### [SHORT PROBLEM]
Extract every line where the string "Test" appears.

### [LISTED RECORDS]
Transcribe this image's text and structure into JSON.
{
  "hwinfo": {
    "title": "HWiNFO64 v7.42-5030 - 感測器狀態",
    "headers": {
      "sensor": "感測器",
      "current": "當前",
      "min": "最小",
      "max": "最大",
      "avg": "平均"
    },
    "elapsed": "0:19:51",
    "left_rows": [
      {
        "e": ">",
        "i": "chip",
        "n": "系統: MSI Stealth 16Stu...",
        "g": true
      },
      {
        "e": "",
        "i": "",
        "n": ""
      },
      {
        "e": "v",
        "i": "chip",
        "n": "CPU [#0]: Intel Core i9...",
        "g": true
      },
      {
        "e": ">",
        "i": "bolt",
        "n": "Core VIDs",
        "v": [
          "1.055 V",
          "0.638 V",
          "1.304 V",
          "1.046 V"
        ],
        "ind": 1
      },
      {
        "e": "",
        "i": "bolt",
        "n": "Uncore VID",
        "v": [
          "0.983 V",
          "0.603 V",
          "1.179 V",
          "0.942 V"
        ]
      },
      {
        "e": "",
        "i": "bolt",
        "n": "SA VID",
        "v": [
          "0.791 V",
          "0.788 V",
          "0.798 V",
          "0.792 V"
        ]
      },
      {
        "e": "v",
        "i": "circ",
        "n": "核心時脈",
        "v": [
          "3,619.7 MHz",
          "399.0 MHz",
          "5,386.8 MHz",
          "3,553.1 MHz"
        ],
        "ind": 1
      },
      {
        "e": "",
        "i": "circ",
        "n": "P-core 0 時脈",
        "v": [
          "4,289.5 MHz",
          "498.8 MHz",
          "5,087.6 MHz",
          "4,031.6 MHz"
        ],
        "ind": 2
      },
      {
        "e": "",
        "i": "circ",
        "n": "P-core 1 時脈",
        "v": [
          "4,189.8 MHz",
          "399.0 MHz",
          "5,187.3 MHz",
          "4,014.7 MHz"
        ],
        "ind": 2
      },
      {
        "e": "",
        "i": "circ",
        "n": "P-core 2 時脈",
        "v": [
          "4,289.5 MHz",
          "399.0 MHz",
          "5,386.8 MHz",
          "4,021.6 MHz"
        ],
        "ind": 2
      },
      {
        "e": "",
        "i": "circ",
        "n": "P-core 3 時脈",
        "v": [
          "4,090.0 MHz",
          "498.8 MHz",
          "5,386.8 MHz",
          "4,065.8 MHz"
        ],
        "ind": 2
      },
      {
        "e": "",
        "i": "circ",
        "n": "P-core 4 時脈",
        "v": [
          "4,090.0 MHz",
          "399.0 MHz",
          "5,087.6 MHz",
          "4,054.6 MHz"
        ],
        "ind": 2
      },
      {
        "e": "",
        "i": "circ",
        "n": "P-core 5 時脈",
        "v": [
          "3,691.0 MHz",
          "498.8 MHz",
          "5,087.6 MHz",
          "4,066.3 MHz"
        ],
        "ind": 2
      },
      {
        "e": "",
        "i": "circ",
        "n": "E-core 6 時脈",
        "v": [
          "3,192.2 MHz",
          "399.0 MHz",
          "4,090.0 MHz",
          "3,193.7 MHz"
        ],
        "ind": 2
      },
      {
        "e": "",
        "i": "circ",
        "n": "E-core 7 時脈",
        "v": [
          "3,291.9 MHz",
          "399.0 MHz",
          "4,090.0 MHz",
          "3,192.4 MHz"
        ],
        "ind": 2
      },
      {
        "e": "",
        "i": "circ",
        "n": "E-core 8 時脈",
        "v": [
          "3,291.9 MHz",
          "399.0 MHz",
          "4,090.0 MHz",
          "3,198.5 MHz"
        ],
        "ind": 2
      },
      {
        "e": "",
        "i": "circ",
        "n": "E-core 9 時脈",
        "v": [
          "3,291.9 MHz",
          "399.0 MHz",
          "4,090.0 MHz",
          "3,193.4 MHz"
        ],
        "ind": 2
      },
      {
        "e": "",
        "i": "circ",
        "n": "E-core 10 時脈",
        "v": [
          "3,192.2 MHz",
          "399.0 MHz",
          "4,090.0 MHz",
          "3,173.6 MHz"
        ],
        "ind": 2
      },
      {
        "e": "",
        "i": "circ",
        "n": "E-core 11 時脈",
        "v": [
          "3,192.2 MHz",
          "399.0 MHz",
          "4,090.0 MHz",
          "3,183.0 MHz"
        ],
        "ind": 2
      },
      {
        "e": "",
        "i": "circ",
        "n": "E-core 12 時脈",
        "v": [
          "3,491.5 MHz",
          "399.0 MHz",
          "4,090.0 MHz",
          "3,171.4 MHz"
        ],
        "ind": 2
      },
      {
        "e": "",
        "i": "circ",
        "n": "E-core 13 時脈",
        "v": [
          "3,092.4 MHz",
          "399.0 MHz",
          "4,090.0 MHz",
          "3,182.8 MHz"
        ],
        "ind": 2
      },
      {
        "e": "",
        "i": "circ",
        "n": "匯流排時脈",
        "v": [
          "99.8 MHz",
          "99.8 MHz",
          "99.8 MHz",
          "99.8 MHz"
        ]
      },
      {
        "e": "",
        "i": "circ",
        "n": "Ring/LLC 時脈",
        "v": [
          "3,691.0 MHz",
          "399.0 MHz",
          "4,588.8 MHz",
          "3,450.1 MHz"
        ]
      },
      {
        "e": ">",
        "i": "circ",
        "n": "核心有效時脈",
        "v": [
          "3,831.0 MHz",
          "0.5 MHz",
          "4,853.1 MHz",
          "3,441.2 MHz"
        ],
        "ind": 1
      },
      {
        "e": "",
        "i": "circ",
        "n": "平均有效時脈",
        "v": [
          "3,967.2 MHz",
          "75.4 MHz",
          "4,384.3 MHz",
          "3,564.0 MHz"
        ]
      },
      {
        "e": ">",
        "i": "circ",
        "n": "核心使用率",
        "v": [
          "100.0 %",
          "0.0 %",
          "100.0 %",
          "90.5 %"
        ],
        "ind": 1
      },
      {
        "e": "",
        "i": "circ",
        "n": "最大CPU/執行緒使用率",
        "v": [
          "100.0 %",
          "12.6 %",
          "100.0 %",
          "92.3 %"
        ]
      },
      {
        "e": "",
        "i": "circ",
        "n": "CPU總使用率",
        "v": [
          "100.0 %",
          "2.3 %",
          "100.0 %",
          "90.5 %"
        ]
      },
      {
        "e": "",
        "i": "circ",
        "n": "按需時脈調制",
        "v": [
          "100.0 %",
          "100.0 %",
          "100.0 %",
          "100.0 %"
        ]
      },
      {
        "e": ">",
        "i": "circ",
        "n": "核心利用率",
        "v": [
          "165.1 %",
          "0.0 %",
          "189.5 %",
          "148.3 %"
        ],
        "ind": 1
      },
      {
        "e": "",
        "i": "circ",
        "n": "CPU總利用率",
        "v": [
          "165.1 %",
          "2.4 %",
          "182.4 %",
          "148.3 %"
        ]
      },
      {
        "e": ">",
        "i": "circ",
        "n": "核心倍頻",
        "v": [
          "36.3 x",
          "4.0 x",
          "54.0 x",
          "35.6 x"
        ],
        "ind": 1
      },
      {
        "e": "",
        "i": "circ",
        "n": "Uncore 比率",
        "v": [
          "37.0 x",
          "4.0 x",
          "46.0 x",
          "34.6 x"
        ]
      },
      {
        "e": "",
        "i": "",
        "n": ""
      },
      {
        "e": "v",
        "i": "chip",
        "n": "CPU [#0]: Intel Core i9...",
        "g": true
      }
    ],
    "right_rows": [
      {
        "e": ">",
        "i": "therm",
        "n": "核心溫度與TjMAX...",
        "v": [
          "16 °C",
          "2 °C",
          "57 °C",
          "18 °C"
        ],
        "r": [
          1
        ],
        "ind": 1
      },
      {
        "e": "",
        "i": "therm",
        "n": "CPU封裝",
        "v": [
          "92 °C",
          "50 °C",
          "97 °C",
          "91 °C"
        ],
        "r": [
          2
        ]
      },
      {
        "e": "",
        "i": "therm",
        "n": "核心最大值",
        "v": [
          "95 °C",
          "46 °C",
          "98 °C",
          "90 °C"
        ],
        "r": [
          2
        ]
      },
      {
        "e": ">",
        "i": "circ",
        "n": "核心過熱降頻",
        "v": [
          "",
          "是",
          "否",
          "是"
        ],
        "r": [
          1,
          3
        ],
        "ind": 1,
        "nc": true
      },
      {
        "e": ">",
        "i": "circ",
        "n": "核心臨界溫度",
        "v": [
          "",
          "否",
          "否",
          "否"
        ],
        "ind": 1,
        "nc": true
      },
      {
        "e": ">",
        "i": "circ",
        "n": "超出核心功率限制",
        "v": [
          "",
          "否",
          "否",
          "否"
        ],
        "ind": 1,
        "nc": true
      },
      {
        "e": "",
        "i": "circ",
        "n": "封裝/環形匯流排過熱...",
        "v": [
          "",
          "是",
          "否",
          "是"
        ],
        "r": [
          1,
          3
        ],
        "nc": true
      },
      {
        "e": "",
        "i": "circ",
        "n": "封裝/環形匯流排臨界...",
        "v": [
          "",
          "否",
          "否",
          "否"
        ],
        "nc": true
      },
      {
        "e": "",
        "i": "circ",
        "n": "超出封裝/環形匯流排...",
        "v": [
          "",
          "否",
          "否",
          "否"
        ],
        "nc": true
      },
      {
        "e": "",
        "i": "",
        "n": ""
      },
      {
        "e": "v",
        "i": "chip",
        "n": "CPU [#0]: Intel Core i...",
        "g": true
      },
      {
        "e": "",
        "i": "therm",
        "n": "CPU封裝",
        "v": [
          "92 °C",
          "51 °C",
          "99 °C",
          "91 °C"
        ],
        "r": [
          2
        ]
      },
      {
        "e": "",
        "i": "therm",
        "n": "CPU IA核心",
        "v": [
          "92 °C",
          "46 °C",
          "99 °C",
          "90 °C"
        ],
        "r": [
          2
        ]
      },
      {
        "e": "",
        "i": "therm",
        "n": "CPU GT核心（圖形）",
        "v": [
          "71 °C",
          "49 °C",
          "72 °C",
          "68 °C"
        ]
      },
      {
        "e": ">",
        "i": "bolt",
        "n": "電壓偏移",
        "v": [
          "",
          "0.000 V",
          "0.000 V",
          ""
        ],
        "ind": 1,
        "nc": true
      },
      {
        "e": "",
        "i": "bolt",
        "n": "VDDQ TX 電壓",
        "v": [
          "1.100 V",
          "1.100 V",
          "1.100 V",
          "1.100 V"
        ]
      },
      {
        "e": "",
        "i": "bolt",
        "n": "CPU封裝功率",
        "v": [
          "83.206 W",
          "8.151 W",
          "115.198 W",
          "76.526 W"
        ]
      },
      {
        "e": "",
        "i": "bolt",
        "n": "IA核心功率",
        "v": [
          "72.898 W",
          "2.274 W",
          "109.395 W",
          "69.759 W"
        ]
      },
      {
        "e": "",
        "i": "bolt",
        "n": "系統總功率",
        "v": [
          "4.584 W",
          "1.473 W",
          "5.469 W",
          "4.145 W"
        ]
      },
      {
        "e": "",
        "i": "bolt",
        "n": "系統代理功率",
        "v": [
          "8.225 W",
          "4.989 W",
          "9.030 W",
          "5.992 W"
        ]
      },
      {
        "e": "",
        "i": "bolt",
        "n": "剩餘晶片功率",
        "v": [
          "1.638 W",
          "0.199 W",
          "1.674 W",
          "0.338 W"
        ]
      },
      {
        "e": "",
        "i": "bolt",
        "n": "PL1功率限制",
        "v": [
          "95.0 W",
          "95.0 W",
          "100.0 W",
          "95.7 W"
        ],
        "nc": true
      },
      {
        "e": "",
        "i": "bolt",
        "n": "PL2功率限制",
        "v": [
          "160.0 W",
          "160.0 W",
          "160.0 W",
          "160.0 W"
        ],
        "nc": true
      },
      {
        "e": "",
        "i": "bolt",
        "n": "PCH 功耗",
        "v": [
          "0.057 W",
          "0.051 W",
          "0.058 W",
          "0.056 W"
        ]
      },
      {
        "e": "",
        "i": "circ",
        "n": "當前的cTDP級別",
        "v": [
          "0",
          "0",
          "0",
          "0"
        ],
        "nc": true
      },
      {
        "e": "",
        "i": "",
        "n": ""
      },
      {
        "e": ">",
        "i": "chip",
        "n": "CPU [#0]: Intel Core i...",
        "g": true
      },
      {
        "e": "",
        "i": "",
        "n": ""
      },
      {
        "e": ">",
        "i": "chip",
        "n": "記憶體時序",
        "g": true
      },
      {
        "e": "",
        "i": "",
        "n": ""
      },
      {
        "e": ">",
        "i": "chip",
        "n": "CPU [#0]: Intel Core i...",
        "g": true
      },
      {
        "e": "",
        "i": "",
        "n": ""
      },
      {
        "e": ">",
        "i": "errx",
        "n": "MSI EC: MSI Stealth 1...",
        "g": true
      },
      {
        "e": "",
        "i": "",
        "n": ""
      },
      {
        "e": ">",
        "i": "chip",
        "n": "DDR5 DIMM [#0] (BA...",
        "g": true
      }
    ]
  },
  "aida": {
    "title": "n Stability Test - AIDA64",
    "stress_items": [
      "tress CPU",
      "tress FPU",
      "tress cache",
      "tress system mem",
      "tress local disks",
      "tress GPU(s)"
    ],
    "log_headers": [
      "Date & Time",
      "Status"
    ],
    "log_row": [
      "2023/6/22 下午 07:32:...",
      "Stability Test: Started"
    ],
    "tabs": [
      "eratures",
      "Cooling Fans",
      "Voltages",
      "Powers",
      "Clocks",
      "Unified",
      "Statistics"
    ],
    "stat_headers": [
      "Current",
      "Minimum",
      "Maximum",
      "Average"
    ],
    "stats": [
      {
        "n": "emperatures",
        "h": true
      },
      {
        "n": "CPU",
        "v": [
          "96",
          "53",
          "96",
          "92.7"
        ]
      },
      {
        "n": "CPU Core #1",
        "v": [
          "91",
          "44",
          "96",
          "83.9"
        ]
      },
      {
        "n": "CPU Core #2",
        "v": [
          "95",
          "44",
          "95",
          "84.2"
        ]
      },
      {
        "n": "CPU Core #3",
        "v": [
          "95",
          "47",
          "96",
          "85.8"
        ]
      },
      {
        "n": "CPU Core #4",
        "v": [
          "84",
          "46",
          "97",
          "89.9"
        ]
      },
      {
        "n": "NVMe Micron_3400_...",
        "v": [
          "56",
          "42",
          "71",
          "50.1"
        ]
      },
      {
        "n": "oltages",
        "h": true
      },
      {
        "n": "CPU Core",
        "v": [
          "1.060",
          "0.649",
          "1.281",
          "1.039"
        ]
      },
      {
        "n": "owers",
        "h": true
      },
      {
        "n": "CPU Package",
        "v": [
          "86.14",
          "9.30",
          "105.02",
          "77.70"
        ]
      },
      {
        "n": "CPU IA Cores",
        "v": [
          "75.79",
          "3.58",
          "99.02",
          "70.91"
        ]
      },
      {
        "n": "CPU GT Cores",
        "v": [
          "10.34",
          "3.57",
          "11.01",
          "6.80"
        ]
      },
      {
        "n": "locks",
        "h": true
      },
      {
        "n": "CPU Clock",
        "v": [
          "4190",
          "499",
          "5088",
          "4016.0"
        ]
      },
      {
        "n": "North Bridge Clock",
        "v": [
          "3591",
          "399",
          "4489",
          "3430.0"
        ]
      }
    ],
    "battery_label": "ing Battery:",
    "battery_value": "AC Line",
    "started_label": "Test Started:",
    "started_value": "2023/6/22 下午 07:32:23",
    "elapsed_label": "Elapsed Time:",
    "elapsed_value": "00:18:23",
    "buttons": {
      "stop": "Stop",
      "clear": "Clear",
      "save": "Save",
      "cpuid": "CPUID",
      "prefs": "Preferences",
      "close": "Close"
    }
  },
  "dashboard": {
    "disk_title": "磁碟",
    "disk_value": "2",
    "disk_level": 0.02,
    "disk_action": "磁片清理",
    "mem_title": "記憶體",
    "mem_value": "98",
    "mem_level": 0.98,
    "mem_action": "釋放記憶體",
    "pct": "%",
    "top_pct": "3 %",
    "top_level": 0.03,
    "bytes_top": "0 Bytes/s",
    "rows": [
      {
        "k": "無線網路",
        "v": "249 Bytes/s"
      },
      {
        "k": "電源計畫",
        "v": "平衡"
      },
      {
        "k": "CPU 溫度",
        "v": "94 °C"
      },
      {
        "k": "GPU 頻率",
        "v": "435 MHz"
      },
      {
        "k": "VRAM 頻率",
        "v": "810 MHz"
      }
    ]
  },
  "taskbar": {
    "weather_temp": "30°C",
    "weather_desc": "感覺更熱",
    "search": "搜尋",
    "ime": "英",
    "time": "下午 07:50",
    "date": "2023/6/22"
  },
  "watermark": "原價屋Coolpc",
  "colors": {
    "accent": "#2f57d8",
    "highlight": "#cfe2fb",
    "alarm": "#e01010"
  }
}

### [FINAL ANSWER]
    "title": "n Stability Test - AIDA64",
      "Stability Test: Started"
    "started_label": "Test Started:",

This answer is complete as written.